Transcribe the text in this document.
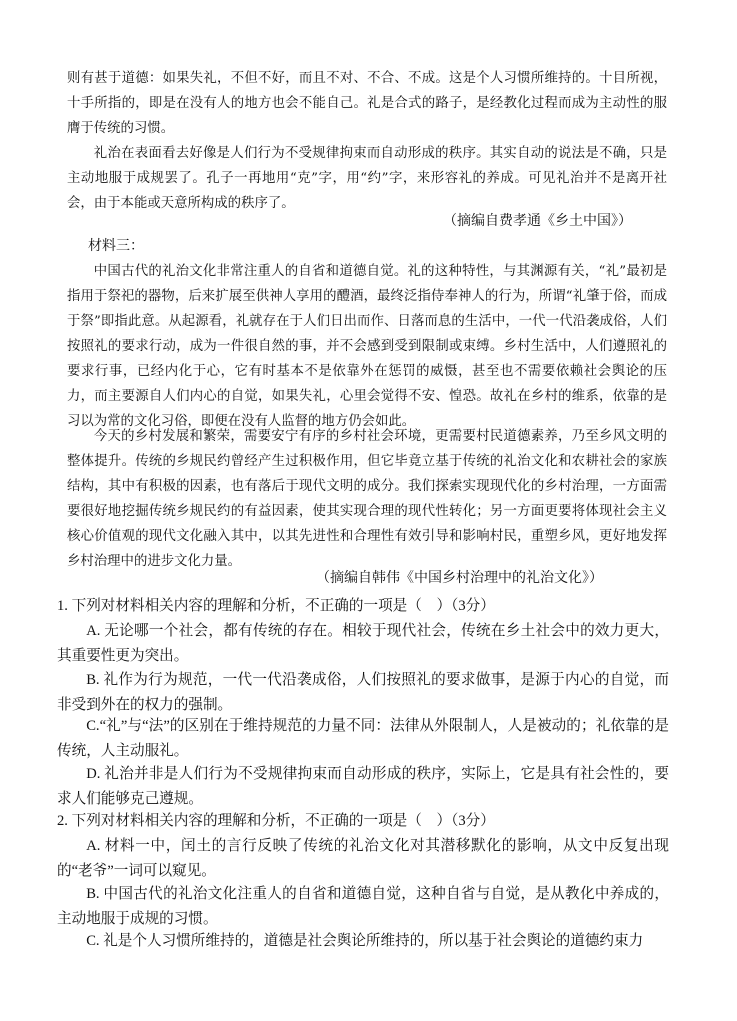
则有甚于道德：如果失礼，不但不好，而且不对、不合、不成。这是个人习惯所维持的。十目所视，十手所指的，即是在没有人的地方也会不能自己。礼是合式的路子，是经教化过程而成为主动性的服膺于传统的习惯。
礼治在表面看去好像是人们行为不受规律拘束而自动形成的秩序。其实自动的说法是不确，只是主动地服于成规罢了。孔子一再地用“克”字，用“约”字，来形容礼的养成。可见礼治并不是离开社会，由于本能或天意所构成的秩序了。
（摘编自费孝通《乡土中国》）
材料三：
中国古代的礼治文化非常注重人的自省和道德自觉。礼的这种特性，与其渊源有关，“礼”最初是指用于祭祀的器物，后来扩展至供神人享用的醴酒，最终泛指侍奉神人的行为，所谓“礼肇于俗，而成于祭”即指此意。从起源看，礼就存在于人们日出而作、日落而息的生活中，一代一代沿袭成俗，人们按照礼的要求行动，成为一件很自然的事，并不会感到受到限制或束缚。乡村生活中，人们遵照礼的要求行事，已经内化于心，它有时基本不是依靠外在惩罚的威慑，甚至也不需要依赖社会舆论的压力，而主要源自人们内心的自觉，如果失礼，心里会觉得不安、惶恐。故礼在乡村的维系，依靠的是习以为常的文化习俗，即便在没有人监督的地方仍会如此。
今天的乡村发展和繁荣，需要安宁有序的乡村社会环境，更需要村民道德素养，乃至乡风文明的整体提升。传统的乡规民约曾经产生过积极作用，但它毕竟立基于传统的礼治文化和农耕社会的家族结构，其中有积极的因素，也有落后于现代文明的成分。我们探索实现现代化的乡村治理，一方面需要很好地挖掘传统乡规民约的有益因素，使其实现合理的现代性转化；另一方面更要将体现社会主义核心价值观的现代文化融入其中，以其先进性和合理性有效引导和影响村民，重塑乡风，更好地发挥乡村治理中的进步文化力量。
（摘编自韩伟《中国乡村治理中的礼治文化》）
1. 下列对材料相关内容的理解和分析，不正确的一项是（　）（3分）
A. 无论哪一个社会，都有传统的存在。相较于现代社会，传统在乡土社会中的效力更大，其重要性更为突出。
B. 礼作为行为规范，一代一代沿袭成俗，人们按照礼的要求做事，是源于内心的自觉，而非受到外在的权力的强制。
C.“礼”与“法”的区别在于维持规范的力量不同：法律从外限制人，人是被动的；礼依靠的是传统，人主动服礼。
D. 礼治并非是人们行为不受规律拘束而自动形成的秩序，实际上，它是具有社会性的，要求人们能够克己遵规。
2. 下列对材料相关内容的理解和分析，不正确的一项是（　）（3分）
A. 材料一中，闰土的言行反映了传统的礼治文化对其潜移默化的影响，从文中反复出现的“老爷”一词可以窥见。
B. 中国古代的礼治文化注重人的自省和道德自觉，这种自省与自觉，是从教化中养成的，主动地服于成规的习惯。
C. 礼是个人习惯所维持的，道德是社会舆论所维持的，所以基于社会舆论的道德约束力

● Task objective
Set down every record once more, word for word, without pictures.

● Output of the exercise
Transcribe the text in this document.
则有甚于道德：如果失礼，不但不好，而且不对、不合、不成。这是个人习惯所维持的。十目所视，十手所指的，即是在没有人的地方也会不能自己。礼是合式的路子，是经教化过程而成为主动性的服膺于传统的习惯。
礼治在表面看去好像是人们行为不受规律拘束而自动形成的秩序。其实自动的说法是不确，只是主动地服于成规罢了。孔子一再地用“克”字，用“约”字，来形容礼的养成。可见礼治并不是离开社会，由于本能或天意所构成的秩序了。
（摘编自费孝通《乡土中国》）
材料三：
中国古代的礼治文化非常注重人的自省和道德自觉。礼的这种特性，与其渊源有关，“礼”最初是指用于祭祀的器物，后来扩展至供神人享用的醴酒，最终泛指侍奉神人的行为，所谓“礼肇于俗，而成于祭”即指此意。从起源看，礼就存在于人们日出而作、日落而息的生活中，一代一代沿袭成俗，人们按照礼的要求行动，成为一件很自然的事，并不会感到受到限制或束缚。乡村生活中，人们遵照礼的要求行事，已经内化于心，它有时基本不是依靠外在惩罚的威慑，甚至也不需要依赖社会舆论的压力，而主要源自人们内心的自觉，如果失礼，心里会觉得不安、惶恐。故礼在乡村的维系，依靠的是习以为常的文化习俗，即便在没有人监督的地方仍会如此。
今天的乡村发展和繁荣，需要安宁有序的乡村社会环境，更需要村民道德素养，乃至乡风文明的整体提升。传统的乡规民约曾经产生过积极作用，但它毕竟立基于传统的礼治文化和农耕社会的家族结构，其中有积极的因素，也有落后于现代文明的成分。我们探索实现现代化的乡村治理，一方面需要很好地挖掘传统乡规民约的有益因素，使其实现合理的现代性转化；另一方面更要将体现社会主义核心价值观的现代文化融入其中，以其先进性和合理性有效引导和影响村民，重塑乡风，更好地发挥乡村治理中的进步文化力量。
（摘编自韩伟《中国乡村治理中的礼治文化》）
1. 下列对材料相关内容的理解和分析，不正确的一项是（　）（3分）
A. 无论哪一个社会，都有传统的存在。相较于现代社会，传统在乡土社会中的效力更大，其重要性更为突出。
B. 礼作为行为规范，一代一代沿袭成俗，人们按照礼的要求做事，是源于内心的自觉，而非受到外在的权力的强制。
C.“礼”与“法”的区别在于维持规范的力量不同：法律从外限制人，人是被动的；礼依靠的是传统，人主动服礼。
D. 礼治并非是人们行为不受规律拘束而自动形成的秩序，实际上，它是具有社会性的，要求人们能够克己遵规。
2. 下列对材料相关内容的理解和分析，不正确的一项是（　）（3分）
A. 材料一中，闰土的言行反映了传统的礼治文化对其潜移默化的影响，从文中反复出现的“老爷”一词可以窥见。
B. 中国古代的礼治文化注重人的自省和道德自觉，这种自省与自觉，是从教化中养成的，主动地服于成规的习惯。
C. 礼是个人习惯所维持的，道德是社会舆论所维持的，所以基于社会舆论的道德约束力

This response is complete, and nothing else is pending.